=== WHAT IS NEEDED ===
Print the listing below in its entirety, character for character.
------------------------
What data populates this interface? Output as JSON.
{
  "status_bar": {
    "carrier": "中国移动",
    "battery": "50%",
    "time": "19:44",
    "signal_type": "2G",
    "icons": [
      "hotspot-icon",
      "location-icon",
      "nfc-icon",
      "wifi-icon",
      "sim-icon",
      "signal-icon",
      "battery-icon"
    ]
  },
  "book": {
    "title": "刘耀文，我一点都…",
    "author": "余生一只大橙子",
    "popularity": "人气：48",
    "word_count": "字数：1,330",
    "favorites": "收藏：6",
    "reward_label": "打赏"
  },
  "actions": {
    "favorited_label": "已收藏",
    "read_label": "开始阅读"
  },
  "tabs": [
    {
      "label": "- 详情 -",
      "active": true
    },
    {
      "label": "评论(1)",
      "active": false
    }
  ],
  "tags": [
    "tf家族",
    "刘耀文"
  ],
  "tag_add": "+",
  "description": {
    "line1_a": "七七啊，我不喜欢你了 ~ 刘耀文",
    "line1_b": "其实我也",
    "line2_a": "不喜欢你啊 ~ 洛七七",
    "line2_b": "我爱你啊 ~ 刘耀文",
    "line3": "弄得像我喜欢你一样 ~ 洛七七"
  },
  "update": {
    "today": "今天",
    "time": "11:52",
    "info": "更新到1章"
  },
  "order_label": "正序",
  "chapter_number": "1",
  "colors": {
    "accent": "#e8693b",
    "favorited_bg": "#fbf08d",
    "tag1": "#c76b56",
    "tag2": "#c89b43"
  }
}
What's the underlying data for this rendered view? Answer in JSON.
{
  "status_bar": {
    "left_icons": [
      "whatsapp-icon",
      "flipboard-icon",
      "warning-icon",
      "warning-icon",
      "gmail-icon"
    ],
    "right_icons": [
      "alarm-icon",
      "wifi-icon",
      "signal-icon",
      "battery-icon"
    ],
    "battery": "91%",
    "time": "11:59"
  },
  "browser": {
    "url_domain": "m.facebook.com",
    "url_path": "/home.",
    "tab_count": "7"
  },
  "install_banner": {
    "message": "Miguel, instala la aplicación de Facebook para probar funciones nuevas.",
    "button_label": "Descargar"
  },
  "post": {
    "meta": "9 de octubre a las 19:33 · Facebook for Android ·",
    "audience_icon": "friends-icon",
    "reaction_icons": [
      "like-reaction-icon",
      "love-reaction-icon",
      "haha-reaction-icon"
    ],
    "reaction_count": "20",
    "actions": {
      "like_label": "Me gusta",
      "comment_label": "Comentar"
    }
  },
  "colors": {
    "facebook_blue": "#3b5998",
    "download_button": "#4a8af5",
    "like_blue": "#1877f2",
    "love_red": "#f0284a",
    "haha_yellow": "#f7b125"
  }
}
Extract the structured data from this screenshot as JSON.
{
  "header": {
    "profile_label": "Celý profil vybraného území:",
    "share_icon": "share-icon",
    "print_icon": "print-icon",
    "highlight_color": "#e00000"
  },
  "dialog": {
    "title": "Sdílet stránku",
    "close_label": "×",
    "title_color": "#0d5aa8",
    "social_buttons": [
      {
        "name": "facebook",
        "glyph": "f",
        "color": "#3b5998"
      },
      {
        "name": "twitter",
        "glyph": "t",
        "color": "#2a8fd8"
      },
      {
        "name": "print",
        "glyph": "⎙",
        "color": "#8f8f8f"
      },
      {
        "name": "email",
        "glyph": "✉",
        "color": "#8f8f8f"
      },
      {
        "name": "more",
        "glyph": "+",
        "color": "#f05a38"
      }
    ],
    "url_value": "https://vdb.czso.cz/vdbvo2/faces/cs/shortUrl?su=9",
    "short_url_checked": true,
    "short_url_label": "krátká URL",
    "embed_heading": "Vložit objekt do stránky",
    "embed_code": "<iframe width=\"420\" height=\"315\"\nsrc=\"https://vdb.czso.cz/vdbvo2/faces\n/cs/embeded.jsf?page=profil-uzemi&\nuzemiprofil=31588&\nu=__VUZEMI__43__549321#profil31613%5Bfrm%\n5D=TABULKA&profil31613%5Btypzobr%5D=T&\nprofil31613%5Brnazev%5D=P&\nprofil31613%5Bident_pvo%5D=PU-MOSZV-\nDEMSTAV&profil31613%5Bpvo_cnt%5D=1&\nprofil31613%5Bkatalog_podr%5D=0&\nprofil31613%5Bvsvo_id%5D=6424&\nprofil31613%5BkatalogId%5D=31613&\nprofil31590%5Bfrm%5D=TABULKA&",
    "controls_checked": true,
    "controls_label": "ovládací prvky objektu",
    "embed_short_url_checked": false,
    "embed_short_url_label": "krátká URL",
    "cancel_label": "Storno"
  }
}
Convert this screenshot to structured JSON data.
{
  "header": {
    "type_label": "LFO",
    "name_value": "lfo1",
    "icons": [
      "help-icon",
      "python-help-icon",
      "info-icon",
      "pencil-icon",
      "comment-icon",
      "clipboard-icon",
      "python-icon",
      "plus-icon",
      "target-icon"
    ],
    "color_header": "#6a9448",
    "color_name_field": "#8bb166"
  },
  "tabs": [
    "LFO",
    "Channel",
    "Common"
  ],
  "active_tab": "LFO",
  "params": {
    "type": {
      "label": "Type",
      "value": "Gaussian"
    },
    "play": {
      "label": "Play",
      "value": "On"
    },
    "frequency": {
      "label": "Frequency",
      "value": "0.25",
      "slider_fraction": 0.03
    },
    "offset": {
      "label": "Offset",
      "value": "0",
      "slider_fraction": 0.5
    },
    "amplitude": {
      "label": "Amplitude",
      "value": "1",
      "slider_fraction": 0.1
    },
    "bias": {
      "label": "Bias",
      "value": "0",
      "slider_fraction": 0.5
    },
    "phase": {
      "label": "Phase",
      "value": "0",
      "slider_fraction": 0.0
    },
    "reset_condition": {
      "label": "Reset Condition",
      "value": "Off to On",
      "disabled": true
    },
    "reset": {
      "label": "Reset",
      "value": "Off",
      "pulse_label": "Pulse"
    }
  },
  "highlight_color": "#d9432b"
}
------------------------
=== WRITTEN SOLUTION ===
What data populates this interface? Output as JSON.
{
  "status_bar": {
    "carrier": "中国移动",
    "battery": "50%",
    "time": "19:44",
    "signal_type": "2G",
    "icons": [
      "hotspot-icon",
      "location-icon",
      "nfc-icon",
      "wifi-icon",
      "sim-icon",
      "signal-icon",
      "battery-icon"
    ]
  },
  "book": {
    "title": "刘耀文，我一点都…",
    "author": "余生一只大橙子",
    "popularity": "人气：48",
    "word_count": "字数：1,330",
    "favorites": "收藏：6",
    "reward_label": "打赏"
  },
  "actions": {
    "favorited_label": "已收藏",
    "read_label": "开始阅读"
  },
  "tabs": [
    {
      "label": "- 详情 -",
      "active": true
    },
    {
      "label": "评论(1)",
      "active": false
    }
  ],
  "tags": [
    "tf家族",
    "刘耀文"
  ],
  "tag_add": "+",
  "description": {
    "line1_a": "七七啊，我不喜欢你了 ~ 刘耀文",
    "line1_b": "其实我也",
    "line2_a": "不喜欢你啊 ~ 洛七七",
    "line2_b": "我爱你啊 ~ 刘耀文",
    "line3": "弄得像我喜欢你一样 ~ 洛七七"
  },
  "update": {
    "today": "今天",
    "time": "11:52",
    "info": "更新到1章"
  },
  "order_label": "正序",
  "chapter_number": "1",
  "colors": {
    "accent": "#e8693b",
    "favorited_bg": "#fbf08d",
    "tag1": "#c76b56",
    "tag2": "#c89b43"
  }
}
What's the underlying data for this rendered view? Answer in JSON.
{
  "status_bar": {
    "left_icons": [
      "whatsapp-icon",
      "flipboard-icon",
      "warning-icon",
      "warning-icon",
      "gmail-icon"
    ],
    "right_icons": [
      "alarm-icon",
      "wifi-icon",
      "signal-icon",
      "battery-icon"
    ],
    "battery": "91%",
    "time": "11:59"
  },
  "browser": {
    "url_domain": "m.facebook.com",
    "url_path": "/home.",
    "tab_count": "7"
  },
  "install_banner": {
    "message": "Miguel, instala la aplicación de Facebook para probar funciones nuevas.",
    "button_label": "Descargar"
  },
  "post": {
    "meta": "9 de octubre a las 19:33 · Facebook for Android ·",
    "audience_icon": "friends-icon",
    "reaction_icons": [
      "like-reaction-icon",
      "love-reaction-icon",
      "haha-reaction-icon"
    ],
    "reaction_count": "20",
    "actions": {
      "like_label": "Me gusta",
      "comment_label": "Comentar"
    }
  },
  "colors": {
    "facebook_blue": "#3b5998",
    "download_button": "#4a8af5",
    "like_blue": "#1877f2",
    "love_red": "#f0284a",
    "haha_yellow": "#f7b125"
  }
}
Extract the structured data from this screenshot as JSON.
{
  "header": {
    "profile_label": "Celý profil vybraného území:",
    "share_icon": "share-icon",
    "print_icon": "print-icon",
    "highlight_color": "#e00000"
  },
  "dialog": {
    "title": "Sdílet stránku",
    "close_label": "×",
    "title_color": "#0d5aa8",
    "social_buttons": [
      {
        "name": "facebook",
        "glyph": "f",
        "color": "#3b5998"
      },
      {
        "name": "twitter",
        "glyph": "t",
        "color": "#2a8fd8"
      },
      {
        "name": "print",
        "glyph": "⎙",
        "color": "#8f8f8f"
      },
      {
        "name": "email",
        "glyph": "✉",
        "color": "#8f8f8f"
      },
      {
        "name": "more",
        "glyph": "+",
        "color": "#f05a38"
      }
    ],
    "url_value": "https://vdb.czso.cz/vdbvo2/faces/cs/shortUrl?su=9",
    "short_url_checked": true,
    "short_url_label": "krátká URL",
    "embed_heading": "Vložit objekt do stránky",
    "embed_code": "<iframe width=\"420\" height=\"315\"\nsrc=\"https://vdb.czso.cz/vdbvo2/faces\n/cs/embeded.jsf?page=profil-uzemi&\nuzemiprofil=31588&\nu=__VUZEMI__43__549321#profil31613%5Bfrm%\n5D=TABULKA&profil31613%5Btypzobr%5D=T&\nprofil31613%5Brnazev%5D=P&\nprofil31613%5Bident_pvo%5D=PU-MOSZV-\nDEMSTAV&profil31613%5Bpvo_cnt%5D=1&\nprofil31613%5Bkatalog_podr%5D=0&\nprofil31613%5Bvsvo_id%5D=6424&\nprofil31613%5BkatalogId%5D=31613&\nprofil31590%5Bfrm%5D=TABULKA&",
    "controls_checked": true,
    "controls_label": "ovládací prvky objektu",
    "embed_short_url_checked": false,
    "embed_short_url_label": "krátká URL",
    "cancel_label": "Storno"
  }
}
Convert this screenshot to structured JSON data.
{
  "header": {
    "type_label": "LFO",
    "name_value": "lfo1",
    "icons": [
      "help-icon",
      "python-help-icon",
      "info-icon",
      "pencil-icon",
      "comment-icon",
      "clipboard-icon",
      "python-icon",
      "plus-icon",
      "target-icon"
    ],
    "color_header": "#6a9448",
    "color_name_field": "#8bb166"
  },
  "tabs": [
    "LFO",
    "Channel",
    "Common"
  ],
  "active_tab": "LFO",
  "params": {
    "type": {
      "label": "Type",
      "value": "Gaussian"
    },
    "play": {
      "label": "Play",
      "value": "On"
    },
    "frequency": {
      "label": "Frequency",
      "value": "0.25",
      "slider_fraction": 0.03
    },
    "offset": {
      "label": "Offset",
      "value": "0",
      "slider_fraction": 0.5
    },
    "amplitude": {
      "label": "Amplitude",
      "value": "1",
      "slider_fraction": 0.1
    },
    "bias": {
      "label": "Bias",
      "value": "0",
      "slider_fraction": 0.5
    },
    "phase": {
      "label": "Phase",
      "value": "0",
      "slider_fraction": 0.0
    },
    "reset_condition": {
      "label": "Reset Condition",
      "value": "Off to On",
      "disabled": true
    },
    "reset": {
      "label": "Reset",
      "value": "Off",
      "pulse_label": "Pulse"
    }
  },
  "highlight_color": "#d9432b"
}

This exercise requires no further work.